Your instructions: Consider the data that follows and state how many lines contain the string "name", using the number alone.

== == ==

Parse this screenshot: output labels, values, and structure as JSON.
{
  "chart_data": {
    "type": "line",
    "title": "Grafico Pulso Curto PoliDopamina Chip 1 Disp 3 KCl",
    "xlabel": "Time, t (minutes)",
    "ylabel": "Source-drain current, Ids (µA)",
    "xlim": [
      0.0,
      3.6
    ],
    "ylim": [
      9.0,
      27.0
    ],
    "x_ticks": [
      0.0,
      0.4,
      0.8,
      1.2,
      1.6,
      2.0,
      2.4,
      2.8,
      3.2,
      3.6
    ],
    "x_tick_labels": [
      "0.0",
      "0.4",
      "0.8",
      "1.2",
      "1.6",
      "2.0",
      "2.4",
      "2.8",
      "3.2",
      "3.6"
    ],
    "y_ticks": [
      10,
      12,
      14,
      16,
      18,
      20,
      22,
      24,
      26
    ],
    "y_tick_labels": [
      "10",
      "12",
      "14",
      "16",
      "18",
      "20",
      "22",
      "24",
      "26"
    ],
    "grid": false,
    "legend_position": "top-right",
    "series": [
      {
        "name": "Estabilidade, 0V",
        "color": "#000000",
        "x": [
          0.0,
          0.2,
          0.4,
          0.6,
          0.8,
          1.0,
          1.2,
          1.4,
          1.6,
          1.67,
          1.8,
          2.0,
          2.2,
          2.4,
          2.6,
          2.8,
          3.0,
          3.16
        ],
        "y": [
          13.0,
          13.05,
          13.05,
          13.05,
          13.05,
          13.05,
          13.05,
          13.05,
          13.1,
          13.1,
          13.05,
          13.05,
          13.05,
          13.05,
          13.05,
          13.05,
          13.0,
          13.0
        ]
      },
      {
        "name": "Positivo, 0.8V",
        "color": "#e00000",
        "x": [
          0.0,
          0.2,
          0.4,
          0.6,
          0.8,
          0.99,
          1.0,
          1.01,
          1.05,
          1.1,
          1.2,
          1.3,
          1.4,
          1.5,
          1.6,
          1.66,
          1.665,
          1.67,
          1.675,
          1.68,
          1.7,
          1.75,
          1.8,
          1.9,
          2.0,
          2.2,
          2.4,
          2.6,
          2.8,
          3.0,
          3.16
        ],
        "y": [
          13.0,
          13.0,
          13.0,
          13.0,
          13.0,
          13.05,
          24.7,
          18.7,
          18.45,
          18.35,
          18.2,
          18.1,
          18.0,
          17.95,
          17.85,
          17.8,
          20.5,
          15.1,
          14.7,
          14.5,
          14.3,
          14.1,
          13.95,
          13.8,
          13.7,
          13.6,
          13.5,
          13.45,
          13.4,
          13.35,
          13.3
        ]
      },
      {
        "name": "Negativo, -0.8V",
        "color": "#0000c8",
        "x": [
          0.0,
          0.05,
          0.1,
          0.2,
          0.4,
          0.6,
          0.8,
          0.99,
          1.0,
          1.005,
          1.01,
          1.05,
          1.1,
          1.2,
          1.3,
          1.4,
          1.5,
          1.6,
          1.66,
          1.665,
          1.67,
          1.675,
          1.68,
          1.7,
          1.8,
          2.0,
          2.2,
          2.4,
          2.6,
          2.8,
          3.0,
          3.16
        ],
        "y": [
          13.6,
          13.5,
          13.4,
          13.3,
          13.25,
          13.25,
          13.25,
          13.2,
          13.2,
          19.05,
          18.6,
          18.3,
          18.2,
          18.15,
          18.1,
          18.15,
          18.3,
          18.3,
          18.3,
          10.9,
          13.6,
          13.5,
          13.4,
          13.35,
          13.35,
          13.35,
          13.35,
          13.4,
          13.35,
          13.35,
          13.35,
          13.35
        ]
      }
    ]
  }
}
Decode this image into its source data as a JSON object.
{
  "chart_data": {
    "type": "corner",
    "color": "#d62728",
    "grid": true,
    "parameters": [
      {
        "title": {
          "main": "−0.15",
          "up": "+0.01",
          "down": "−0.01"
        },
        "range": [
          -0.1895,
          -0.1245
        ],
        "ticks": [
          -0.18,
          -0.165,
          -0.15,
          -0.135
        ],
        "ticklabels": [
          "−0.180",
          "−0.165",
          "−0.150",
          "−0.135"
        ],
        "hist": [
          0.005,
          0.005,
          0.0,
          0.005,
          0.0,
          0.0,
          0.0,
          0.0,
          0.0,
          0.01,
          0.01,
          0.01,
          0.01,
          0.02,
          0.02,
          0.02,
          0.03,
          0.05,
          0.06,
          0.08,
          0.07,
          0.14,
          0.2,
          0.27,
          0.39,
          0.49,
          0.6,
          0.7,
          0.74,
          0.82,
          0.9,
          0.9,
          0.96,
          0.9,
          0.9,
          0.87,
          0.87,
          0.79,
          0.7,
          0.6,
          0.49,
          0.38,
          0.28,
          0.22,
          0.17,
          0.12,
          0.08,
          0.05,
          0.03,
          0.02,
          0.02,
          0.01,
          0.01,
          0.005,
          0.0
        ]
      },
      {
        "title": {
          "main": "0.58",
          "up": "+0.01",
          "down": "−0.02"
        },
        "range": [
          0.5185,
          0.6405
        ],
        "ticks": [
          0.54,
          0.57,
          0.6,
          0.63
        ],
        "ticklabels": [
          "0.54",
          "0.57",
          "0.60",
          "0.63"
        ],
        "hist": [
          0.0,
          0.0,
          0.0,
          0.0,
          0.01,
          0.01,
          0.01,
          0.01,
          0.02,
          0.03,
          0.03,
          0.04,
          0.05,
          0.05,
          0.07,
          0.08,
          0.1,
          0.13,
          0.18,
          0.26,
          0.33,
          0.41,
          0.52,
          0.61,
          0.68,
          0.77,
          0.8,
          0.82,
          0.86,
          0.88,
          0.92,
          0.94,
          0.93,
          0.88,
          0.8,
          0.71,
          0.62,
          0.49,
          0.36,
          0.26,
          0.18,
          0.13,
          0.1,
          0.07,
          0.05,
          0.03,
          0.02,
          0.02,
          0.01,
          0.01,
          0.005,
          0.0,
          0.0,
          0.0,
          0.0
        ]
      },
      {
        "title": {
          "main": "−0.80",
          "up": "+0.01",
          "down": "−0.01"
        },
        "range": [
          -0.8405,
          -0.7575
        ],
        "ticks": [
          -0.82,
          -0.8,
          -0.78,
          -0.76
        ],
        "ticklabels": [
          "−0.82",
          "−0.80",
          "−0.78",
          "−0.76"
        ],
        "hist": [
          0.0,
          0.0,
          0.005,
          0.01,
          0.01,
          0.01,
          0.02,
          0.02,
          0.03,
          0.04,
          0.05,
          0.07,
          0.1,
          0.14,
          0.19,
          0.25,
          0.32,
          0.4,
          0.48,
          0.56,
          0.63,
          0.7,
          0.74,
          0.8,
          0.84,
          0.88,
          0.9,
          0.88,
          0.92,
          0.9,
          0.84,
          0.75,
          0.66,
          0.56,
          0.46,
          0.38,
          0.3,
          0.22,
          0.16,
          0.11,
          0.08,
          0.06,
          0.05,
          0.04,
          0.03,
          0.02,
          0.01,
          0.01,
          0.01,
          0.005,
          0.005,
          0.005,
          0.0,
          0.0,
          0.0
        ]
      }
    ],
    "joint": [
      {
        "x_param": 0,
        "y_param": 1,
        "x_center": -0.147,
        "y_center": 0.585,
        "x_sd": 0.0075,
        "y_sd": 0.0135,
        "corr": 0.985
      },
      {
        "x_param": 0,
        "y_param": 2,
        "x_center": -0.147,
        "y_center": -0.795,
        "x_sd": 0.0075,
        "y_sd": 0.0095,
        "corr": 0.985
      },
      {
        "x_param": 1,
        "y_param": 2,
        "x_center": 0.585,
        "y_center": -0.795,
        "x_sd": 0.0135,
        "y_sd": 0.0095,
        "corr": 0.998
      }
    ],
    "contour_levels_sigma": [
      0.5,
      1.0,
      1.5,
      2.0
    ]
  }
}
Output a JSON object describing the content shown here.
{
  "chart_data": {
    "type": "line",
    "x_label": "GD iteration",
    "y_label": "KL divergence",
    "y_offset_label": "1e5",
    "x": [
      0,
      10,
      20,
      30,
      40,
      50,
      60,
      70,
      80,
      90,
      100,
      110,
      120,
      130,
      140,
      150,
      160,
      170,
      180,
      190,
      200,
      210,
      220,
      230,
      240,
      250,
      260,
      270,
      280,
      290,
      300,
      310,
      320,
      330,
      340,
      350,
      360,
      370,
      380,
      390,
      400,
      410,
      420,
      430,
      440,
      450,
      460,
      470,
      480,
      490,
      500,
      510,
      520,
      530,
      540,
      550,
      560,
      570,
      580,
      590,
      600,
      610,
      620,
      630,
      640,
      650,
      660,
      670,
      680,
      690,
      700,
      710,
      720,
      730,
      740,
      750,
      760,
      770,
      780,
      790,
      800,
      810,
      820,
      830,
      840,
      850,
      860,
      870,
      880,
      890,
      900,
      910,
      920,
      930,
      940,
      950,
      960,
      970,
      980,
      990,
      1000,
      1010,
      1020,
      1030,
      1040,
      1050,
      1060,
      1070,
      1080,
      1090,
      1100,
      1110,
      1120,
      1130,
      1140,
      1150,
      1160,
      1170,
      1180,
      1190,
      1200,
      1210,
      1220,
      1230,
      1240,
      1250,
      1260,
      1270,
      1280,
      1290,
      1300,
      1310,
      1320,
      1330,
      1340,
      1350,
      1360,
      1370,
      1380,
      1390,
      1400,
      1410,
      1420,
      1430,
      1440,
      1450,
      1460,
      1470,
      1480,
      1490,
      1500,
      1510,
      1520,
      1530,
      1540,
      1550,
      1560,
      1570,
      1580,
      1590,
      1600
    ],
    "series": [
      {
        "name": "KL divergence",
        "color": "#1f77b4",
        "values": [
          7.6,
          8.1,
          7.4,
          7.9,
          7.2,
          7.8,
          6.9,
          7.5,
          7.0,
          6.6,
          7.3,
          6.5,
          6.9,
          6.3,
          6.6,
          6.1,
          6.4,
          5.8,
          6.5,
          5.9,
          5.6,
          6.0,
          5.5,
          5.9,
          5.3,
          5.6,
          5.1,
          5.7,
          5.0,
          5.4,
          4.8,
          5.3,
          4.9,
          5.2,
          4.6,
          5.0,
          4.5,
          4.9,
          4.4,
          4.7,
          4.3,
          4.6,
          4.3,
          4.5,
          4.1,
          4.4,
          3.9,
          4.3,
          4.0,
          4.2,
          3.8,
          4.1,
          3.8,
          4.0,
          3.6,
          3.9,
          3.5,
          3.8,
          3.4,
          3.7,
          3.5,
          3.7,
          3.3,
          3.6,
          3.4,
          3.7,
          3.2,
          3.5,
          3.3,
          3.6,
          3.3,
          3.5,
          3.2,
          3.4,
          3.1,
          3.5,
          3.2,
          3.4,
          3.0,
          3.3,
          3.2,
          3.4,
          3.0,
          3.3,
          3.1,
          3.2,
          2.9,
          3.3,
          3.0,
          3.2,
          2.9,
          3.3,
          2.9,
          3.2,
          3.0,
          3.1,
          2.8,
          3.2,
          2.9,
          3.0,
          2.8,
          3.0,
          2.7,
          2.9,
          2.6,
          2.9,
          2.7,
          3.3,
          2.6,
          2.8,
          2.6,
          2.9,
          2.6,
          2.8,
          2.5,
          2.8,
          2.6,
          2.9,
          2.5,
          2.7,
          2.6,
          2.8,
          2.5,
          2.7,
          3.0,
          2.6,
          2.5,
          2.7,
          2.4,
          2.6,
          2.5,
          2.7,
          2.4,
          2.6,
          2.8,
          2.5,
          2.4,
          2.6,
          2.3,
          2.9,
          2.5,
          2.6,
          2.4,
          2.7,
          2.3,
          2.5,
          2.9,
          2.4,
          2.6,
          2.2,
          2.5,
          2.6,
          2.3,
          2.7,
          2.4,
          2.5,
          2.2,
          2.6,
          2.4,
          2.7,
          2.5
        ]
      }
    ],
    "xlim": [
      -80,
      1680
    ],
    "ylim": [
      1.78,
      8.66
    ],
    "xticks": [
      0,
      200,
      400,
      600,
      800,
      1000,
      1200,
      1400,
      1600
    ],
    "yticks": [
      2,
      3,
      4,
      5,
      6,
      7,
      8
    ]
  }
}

== == ==

Answer to the problem: 4